§ **WRITTEN EXERCISE**
Show each line of the data below that has the string "таможенных" in it.

** start **

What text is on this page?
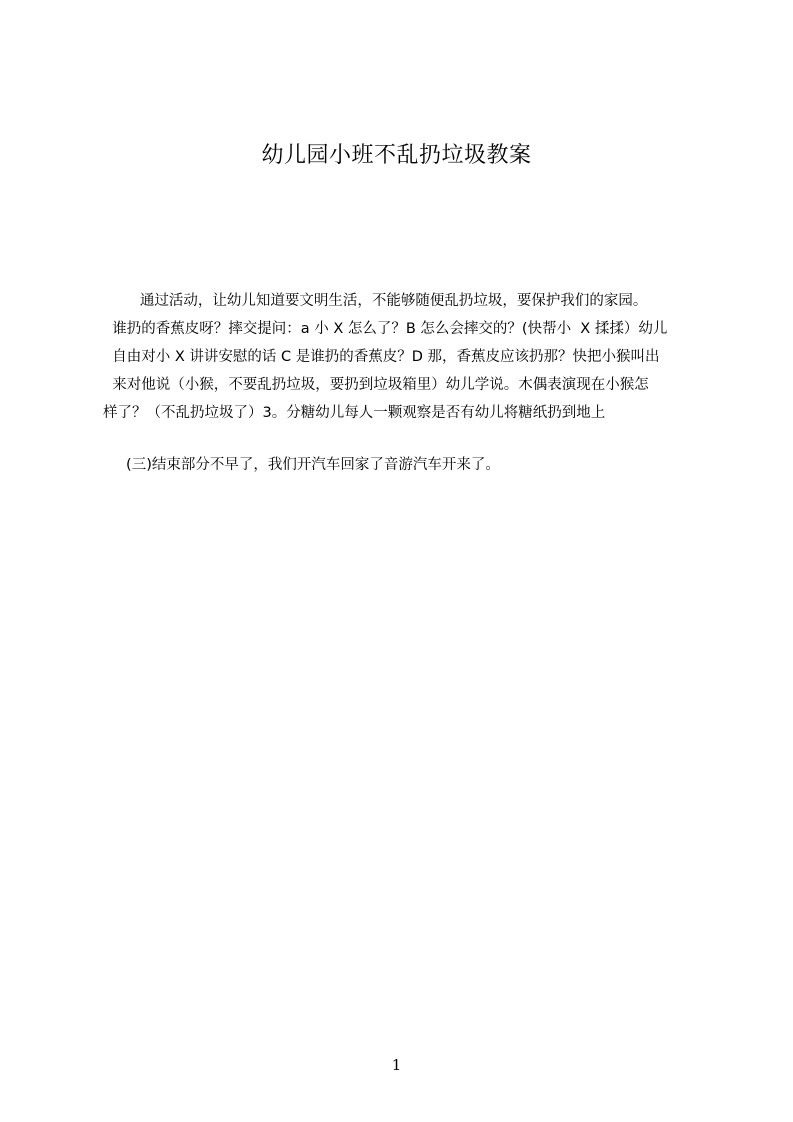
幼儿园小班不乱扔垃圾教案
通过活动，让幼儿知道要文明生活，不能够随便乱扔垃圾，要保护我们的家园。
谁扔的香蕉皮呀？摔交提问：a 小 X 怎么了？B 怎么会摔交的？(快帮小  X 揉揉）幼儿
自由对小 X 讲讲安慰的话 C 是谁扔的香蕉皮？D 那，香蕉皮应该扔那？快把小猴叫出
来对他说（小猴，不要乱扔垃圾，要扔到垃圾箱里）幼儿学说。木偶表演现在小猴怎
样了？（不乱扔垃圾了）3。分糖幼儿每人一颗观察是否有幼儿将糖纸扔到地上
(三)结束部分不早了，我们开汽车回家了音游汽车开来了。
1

** end **
** start **

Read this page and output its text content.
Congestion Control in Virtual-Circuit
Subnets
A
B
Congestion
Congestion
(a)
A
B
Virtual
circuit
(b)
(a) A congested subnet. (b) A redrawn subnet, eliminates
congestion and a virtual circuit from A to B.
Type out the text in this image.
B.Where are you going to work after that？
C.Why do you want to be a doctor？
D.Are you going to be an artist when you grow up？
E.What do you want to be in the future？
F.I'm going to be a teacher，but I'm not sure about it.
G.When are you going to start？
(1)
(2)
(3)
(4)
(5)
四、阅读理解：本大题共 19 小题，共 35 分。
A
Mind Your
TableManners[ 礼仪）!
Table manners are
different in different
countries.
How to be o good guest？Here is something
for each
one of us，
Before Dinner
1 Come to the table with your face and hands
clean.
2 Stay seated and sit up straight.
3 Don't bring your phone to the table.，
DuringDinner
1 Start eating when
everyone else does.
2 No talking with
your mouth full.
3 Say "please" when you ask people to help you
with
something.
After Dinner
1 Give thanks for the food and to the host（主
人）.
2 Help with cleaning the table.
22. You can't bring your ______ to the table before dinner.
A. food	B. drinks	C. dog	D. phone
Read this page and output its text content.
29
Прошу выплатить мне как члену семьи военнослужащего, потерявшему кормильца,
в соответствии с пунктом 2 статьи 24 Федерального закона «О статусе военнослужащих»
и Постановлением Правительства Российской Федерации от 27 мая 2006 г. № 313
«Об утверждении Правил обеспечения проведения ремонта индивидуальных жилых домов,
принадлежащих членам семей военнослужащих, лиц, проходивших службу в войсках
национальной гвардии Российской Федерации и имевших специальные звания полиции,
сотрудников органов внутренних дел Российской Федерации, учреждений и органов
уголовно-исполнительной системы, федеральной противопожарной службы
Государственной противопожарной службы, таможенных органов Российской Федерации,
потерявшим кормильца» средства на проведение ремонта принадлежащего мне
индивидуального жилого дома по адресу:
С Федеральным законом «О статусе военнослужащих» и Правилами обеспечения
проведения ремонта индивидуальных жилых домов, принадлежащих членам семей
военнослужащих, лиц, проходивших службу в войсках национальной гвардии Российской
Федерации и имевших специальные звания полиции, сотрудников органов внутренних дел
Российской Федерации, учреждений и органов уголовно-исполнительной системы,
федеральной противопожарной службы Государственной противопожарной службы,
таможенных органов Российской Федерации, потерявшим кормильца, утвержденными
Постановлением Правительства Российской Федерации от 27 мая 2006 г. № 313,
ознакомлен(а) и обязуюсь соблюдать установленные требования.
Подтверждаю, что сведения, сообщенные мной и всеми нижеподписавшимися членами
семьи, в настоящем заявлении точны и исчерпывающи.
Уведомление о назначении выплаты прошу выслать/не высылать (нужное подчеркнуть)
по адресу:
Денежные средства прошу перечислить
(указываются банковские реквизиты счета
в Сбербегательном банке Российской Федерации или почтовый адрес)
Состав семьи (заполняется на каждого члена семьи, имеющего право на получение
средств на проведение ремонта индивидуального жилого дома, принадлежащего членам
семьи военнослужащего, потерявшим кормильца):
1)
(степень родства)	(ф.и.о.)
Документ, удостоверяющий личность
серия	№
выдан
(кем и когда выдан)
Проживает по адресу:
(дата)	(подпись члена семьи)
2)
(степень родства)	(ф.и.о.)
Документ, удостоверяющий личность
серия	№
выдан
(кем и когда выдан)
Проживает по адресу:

** end **

§ **EXERCISE SOLUTION**
Государственной противопожарной службы, таможенных органов Российской Федерации,
таможенных органов Российской Федерации, потерявшим кормильца, утвержденными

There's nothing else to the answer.